Data for the task:
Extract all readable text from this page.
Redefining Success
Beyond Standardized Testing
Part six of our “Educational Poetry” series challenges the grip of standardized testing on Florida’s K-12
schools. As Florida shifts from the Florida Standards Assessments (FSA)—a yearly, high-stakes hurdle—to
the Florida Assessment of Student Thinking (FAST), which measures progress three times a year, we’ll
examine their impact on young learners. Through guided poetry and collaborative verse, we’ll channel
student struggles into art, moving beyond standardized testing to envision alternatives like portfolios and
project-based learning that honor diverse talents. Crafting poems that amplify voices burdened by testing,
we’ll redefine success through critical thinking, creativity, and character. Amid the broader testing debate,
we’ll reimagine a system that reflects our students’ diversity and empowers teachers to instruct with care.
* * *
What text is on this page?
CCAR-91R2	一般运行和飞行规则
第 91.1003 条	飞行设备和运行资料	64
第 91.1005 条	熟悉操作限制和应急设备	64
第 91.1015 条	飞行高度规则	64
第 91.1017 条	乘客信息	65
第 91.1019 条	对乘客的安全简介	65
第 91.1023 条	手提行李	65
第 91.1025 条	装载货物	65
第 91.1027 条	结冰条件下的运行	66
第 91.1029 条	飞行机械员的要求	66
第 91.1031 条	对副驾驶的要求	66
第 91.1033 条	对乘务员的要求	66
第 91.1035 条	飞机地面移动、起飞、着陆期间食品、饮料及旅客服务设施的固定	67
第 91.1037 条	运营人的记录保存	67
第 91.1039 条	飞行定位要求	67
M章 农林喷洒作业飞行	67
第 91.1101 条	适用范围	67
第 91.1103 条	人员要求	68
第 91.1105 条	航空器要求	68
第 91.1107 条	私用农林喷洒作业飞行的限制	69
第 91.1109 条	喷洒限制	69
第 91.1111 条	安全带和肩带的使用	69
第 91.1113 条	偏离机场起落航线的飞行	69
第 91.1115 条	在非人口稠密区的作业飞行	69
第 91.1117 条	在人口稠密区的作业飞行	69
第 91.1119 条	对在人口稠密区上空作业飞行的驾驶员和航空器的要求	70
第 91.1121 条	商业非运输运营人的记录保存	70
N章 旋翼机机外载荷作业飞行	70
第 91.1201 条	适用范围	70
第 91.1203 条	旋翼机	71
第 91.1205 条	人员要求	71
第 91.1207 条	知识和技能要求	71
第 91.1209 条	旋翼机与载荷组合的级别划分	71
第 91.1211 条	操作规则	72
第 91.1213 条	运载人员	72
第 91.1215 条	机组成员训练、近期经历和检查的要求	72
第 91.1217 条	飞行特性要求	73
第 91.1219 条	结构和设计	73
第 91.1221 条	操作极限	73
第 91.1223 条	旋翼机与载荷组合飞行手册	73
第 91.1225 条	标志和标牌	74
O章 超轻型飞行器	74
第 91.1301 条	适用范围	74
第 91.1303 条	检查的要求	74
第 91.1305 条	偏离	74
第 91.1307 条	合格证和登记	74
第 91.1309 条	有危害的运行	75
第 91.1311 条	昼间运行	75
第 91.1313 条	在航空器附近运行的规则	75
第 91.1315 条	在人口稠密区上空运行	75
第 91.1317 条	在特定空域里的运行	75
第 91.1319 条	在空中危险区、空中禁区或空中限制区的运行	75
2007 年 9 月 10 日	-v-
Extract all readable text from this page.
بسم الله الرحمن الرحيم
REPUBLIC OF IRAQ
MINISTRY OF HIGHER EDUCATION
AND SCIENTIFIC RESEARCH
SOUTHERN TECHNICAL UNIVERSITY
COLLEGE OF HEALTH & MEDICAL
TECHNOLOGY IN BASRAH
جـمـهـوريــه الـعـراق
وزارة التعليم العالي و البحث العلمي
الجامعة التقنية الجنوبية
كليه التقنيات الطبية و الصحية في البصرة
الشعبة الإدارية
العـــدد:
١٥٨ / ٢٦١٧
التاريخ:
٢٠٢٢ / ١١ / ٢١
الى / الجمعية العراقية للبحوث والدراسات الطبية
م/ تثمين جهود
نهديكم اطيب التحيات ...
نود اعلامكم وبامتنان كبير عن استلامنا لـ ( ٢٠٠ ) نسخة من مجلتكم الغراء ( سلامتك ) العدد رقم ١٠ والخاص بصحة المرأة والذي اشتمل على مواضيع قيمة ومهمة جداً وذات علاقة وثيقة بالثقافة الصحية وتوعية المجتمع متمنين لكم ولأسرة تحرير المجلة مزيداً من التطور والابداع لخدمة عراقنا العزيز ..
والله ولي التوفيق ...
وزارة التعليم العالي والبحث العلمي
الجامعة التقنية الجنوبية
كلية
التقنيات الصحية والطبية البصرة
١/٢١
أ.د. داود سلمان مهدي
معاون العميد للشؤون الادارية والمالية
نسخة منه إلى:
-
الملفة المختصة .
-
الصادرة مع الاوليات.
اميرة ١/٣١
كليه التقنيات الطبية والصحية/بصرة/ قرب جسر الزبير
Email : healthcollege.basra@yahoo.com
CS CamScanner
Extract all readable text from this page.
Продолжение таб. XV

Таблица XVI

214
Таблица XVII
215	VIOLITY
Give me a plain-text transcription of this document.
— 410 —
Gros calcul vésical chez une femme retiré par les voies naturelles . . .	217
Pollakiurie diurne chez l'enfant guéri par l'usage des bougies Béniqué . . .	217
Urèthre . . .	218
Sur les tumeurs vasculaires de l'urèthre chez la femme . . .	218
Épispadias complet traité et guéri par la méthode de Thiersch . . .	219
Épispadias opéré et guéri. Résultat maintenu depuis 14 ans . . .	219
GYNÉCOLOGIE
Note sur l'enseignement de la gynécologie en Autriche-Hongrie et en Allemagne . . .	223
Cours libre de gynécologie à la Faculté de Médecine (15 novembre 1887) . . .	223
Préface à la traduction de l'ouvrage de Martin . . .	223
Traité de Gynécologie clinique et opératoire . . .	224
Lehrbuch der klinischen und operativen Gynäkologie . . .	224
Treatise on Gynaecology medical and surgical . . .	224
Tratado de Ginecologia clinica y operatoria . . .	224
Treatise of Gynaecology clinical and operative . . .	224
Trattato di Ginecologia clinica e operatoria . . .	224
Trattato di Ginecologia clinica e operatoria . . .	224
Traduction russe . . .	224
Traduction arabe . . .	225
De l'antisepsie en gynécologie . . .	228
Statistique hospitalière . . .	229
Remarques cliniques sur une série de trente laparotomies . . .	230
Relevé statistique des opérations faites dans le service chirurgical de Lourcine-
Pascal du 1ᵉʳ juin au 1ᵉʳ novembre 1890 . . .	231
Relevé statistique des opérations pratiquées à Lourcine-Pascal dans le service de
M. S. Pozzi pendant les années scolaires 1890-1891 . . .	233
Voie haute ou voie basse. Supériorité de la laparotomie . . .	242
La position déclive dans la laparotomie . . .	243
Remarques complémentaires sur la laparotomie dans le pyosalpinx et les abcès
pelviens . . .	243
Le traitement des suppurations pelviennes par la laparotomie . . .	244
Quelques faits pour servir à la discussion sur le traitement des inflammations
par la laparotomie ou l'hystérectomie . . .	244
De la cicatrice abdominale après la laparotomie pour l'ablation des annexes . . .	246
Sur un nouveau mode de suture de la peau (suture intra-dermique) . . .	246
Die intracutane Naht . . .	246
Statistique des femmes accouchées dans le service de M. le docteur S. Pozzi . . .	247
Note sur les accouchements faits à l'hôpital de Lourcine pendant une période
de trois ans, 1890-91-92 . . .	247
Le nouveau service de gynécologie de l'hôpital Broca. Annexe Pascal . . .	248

What needs to be done: The records above must be repeated exactly, every one of them.

Output of the task:
Extract all readable text from this page.
Redefining Success
Beyond Standardized Testing
Part six of our “Educational Poetry” series challenges the grip of standardized testing on Florida’s K-12
schools. As Florida shifts from the Florida Standards Assessments (FSA)—a yearly, high-stakes hurdle—to
the Florida Assessment of Student Thinking (FAST), which measures progress three times a year, we’ll
examine their impact on young learners. Through guided poetry and collaborative verse, we’ll channel
student struggles into art, moving beyond standardized testing to envision alternatives like portfolios and
project-based learning that honor diverse talents. Crafting poems that amplify voices burdened by testing,
we’ll redefine success through critical thinking, creativity, and character. Amid the broader testing debate,
we’ll reimagine a system that reflects our students’ diversity and empowers teachers to instruct with care.
* * *
What text is on this page?
CCAR-91R2	一般运行和飞行规则
第 91.1003 条	飞行设备和运行资料	64
第 91.1005 条	熟悉操作限制和应急设备	64
第 91.1015 条	飞行高度规则	64
第 91.1017 条	乘客信息	65
第 91.1019 条	对乘客的安全简介	65
第 91.1023 条	手提行李	65
第 91.1025 条	装载货物	65
第 91.1027 条	结冰条件下的运行	66
第 91.1029 条	飞行机械员的要求	66
第 91.1031 条	对副驾驶的要求	66
第 91.1033 条	对乘务员的要求	66
第 91.1035 条	飞机地面移动、起飞、着陆期间食品、饮料及旅客服务设施的固定	67
第 91.1037 条	运营人的记录保存	67
第 91.1039 条	飞行定位要求	67
M章 农林喷洒作业飞行	67
第 91.1101 条	适用范围	67
第 91.1103 条	人员要求	68
第 91.1105 条	航空器要求	68
第 91.1107 条	私用农林喷洒作业飞行的限制	69
第 91.1109 条	喷洒限制	69
第 91.1111 条	安全带和肩带的使用	69
第 91.1113 条	偏离机场起落航线的飞行	69
第 91.1115 条	在非人口稠密区的作业飞行	69
第 91.1117 条	在人口稠密区的作业飞行	69
第 91.1119 条	对在人口稠密区上空作业飞行的驾驶员和航空器的要求	70
第 91.1121 条	商业非运输运营人的记录保存	70
N章 旋翼机机外载荷作业飞行	70
第 91.1201 条	适用范围	70
第 91.1203 条	旋翼机	71
第 91.1205 条	人员要求	71
第 91.1207 条	知识和技能要求	71
第 91.1209 条	旋翼机与载荷组合的级别划分	71
第 91.1211 条	操作规则	72
第 91.1213 条	运载人员	72
第 91.1215 条	机组成员训练、近期经历和检查的要求	72
第 91.1217 条	飞行特性要求	73
第 91.1219 条	结构和设计	73
第 91.1221 条	操作极限	73
第 91.1223 条	旋翼机与载荷组合飞行手册	73
第 91.1225 条	标志和标牌	74
O章 超轻型飞行器	74
第 91.1301 条	适用范围	74
第 91.1303 条	检查的要求	74
第 91.1305 条	偏离	74
第 91.1307 条	合格证和登记	74
第 91.1309 条	有危害的运行	75
第 91.1311 条	昼间运行	75
第 91.1313 条	在航空器附近运行的规则	75
第 91.1315 条	在人口稠密区上空运行	75
第 91.1317 条	在特定空域里的运行	75
第 91.1319 条	在空中危险区、空中禁区或空中限制区的运行	75
2007 年 9 月 10 日	-v-
Extract all readable text from this page.
بسم الله الرحمن الرحيم
REPUBLIC OF IRAQ
MINISTRY OF HIGHER EDUCATION
AND SCIENTIFIC RESEARCH
SOUTHERN TECHNICAL UNIVERSITY
COLLEGE OF HEALTH & MEDICAL
TECHNOLOGY IN BASRAH
جـمـهـوريــه الـعـراق
وزارة التعليم العالي و البحث العلمي
الجامعة التقنية الجنوبية
كليه التقنيات الطبية و الصحية في البصرة
الشعبة الإدارية
العـــدد:
١٥٨ / ٢٦١٧
التاريخ:
٢٠٢٢ / ١١ / ٢١
الى / الجمعية العراقية للبحوث والدراسات الطبية
م/ تثمين جهود
نهديكم اطيب التحيات ...
نود اعلامكم وبامتنان كبير عن استلامنا لـ ( ٢٠٠ ) نسخة من مجلتكم الغراء ( سلامتك ) العدد رقم ١٠ والخاص بصحة المرأة والذي اشتمل على مواضيع قيمة ومهمة جداً وذات علاقة وثيقة بالثقافة الصحية وتوعية المجتمع متمنين لكم ولأسرة تحرير المجلة مزيداً من التطور والابداع لخدمة عراقنا العزيز ..
والله ولي التوفيق ...
وزارة التعليم العالي والبحث العلمي
الجامعة التقنية الجنوبية
كلية
التقنيات الصحية والطبية البصرة
١/٢١
أ.د. داود سلمان مهدي
معاون العميد للشؤون الادارية والمالية
نسخة منه إلى:
-
الملفة المختصة .
-
الصادرة مع الاوليات.
اميرة ١/٣١
كليه التقنيات الطبية والصحية/بصرة/ قرب جسر الزبير
Email : healthcollege.basra@yahoo.com
CS CamScanner
Extract all readable text from this page.
Продолжение таб. XV

Таблица XVI

214
Таблица XVII
215	VIOLITY
Give me a plain-text transcription of this document.
— 410 —
Gros calcul vésical chez une femme retiré par les voies naturelles . . .	217
Pollakiurie diurne chez l'enfant guéri par l'usage des bougies Béniqué . . .	217
Urèthre . . .	218
Sur les tumeurs vasculaires de l'urèthre chez la femme . . .	218
Épispadias complet traité et guéri par la méthode de Thiersch . . .	219
Épispadias opéré et guéri. Résultat maintenu depuis 14 ans . . .	219
GYNÉCOLOGIE
Note sur l'enseignement de la gynécologie en Autriche-Hongrie et en Allemagne . . .	223
Cours libre de gynécologie à la Faculté de Médecine (15 novembre 1887) . . .	223
Préface à la traduction de l'ouvrage de Martin . . .	223
Traité de Gynécologie clinique et opératoire . . .	224
Lehrbuch der klinischen und operativen Gynäkologie . . .	224
Treatise on Gynaecology medical and surgical . . .	224
Tratado de Ginecologia clinica y operatoria . . .	224
Treatise of Gynaecology clinical and operative . . .	224
Trattato di Ginecologia clinica e operatoria . . .	224
Trattato di Ginecologia clinica e operatoria . . .	224
Traduction russe . . .	224
Traduction arabe . . .	225
De l'antisepsie en gynécologie . . .	228
Statistique hospitalière . . .	229
Remarques cliniques sur une série de trente laparotomies . . .	230
Relevé statistique des opérations faites dans le service chirurgical de Lourcine-
Pascal du 1ᵉʳ juin au 1ᵉʳ novembre 1890 . . .	231
Relevé statistique des opérations pratiquées à Lourcine-Pascal dans le service de
M. S. Pozzi pendant les années scolaires 1890-1891 . . .	233
Voie haute ou voie basse. Supériorité de la laparotomie . . .	242
La position déclive dans la laparotomie . . .	243
Remarques complémentaires sur la laparotomie dans le pyosalpinx et les abcès
pelviens . . .	243
Le traitement des suppurations pelviennes par la laparotomie . . .	244
Quelques faits pour servir à la discussion sur le traitement des inflammations
par la laparotomie ou l'hystérectomie . . .	244
De la cicatrice abdominale après la laparotomie pour l'ablation des annexes . . .	246
Sur un nouveau mode de suture de la peau (suture intra-dermique) . . .	246
Die intracutane Naht . . .	246
Statistique des femmes accouchées dans le service de M. le docteur S. Pozzi . . .	247
Note sur les accouchements faits à l'hôpital de Lourcine pendant une période
de trois ans, 1890-91-92 . . .	247
Le nouveau service de gynécologie de l'hôpital Broca. Annexe Pascal . . .	248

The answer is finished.